» DATA TO USE

--- Start ---

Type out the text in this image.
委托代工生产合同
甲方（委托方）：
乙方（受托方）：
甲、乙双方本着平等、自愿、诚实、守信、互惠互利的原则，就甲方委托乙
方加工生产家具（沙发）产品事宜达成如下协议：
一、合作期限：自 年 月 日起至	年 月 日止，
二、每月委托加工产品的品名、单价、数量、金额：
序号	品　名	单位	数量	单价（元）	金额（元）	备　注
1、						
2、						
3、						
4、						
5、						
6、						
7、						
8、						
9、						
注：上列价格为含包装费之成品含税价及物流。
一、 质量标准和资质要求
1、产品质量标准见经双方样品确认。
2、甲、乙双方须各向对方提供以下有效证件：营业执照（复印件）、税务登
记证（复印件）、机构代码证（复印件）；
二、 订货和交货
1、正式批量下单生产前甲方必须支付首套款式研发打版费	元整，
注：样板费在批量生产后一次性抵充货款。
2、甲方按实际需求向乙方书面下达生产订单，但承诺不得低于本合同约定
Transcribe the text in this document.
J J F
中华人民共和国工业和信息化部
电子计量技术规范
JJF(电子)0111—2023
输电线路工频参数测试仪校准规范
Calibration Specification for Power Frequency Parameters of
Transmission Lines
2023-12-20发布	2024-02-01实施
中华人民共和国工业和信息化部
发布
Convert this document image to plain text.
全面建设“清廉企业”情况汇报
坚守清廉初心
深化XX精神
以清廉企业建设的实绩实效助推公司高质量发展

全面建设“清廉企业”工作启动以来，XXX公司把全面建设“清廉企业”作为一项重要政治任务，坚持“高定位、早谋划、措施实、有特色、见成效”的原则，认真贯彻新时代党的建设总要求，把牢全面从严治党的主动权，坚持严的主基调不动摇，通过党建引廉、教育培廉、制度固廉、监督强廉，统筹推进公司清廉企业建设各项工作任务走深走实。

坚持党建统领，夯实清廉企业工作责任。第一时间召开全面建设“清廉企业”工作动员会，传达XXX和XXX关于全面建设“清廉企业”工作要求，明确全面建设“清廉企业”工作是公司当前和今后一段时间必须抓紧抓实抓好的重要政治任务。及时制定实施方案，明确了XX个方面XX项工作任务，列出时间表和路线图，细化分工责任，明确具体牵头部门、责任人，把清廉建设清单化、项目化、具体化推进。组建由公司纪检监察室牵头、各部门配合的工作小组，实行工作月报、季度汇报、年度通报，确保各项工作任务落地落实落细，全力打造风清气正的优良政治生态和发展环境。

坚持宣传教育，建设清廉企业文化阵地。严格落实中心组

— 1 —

--- End ---

Exactly reproduce the lines beginning with the one that contains "Convert this document image to plain text." and ending with the last line of the material, both included. Leave out everything else.

Convert this document image to plain text.
全面建设“清廉企业”情况汇报
坚守清廉初心
深化XX精神
以清廉企业建设的实绩实效助推公司高质量发展

全面建设“清廉企业”工作启动以来，XXX公司把全面建设“清廉企业”作为一项重要政治任务，坚持“高定位、早谋划、措施实、有特色、见成效”的原则，认真贯彻新时代党的建设总要求，把牢全面从严治党的主动权，坚持严的主基调不动摇，通过党建引廉、教育培廉、制度固廉、监督强廉，统筹推进公司清廉企业建设各项工作任务走深走实。

坚持党建统领，夯实清廉企业工作责任。第一时间召开全面建设“清廉企业”工作动员会，传达XXX和XXX关于全面建设“清廉企业”工作要求，明确全面建设“清廉企业”工作是公司当前和今后一段时间必须抓紧抓实抓好的重要政治任务。及时制定实施方案，明确了XX个方面XX项工作任务，列出时间表和路线图，细化分工责任，明确具体牵头部门、责任人，把清廉建设清单化、项目化、具体化推进。组建由公司纪检监察室牵头、各部门配合的工作小组，实行工作月报、季度汇报、年度通报，确保各项工作任务落地落实落细，全力打造风清气正的优良政治生态和发展环境。

坚持宣传教育，建设清廉企业文化阵地。严格落实中心组

— 1 —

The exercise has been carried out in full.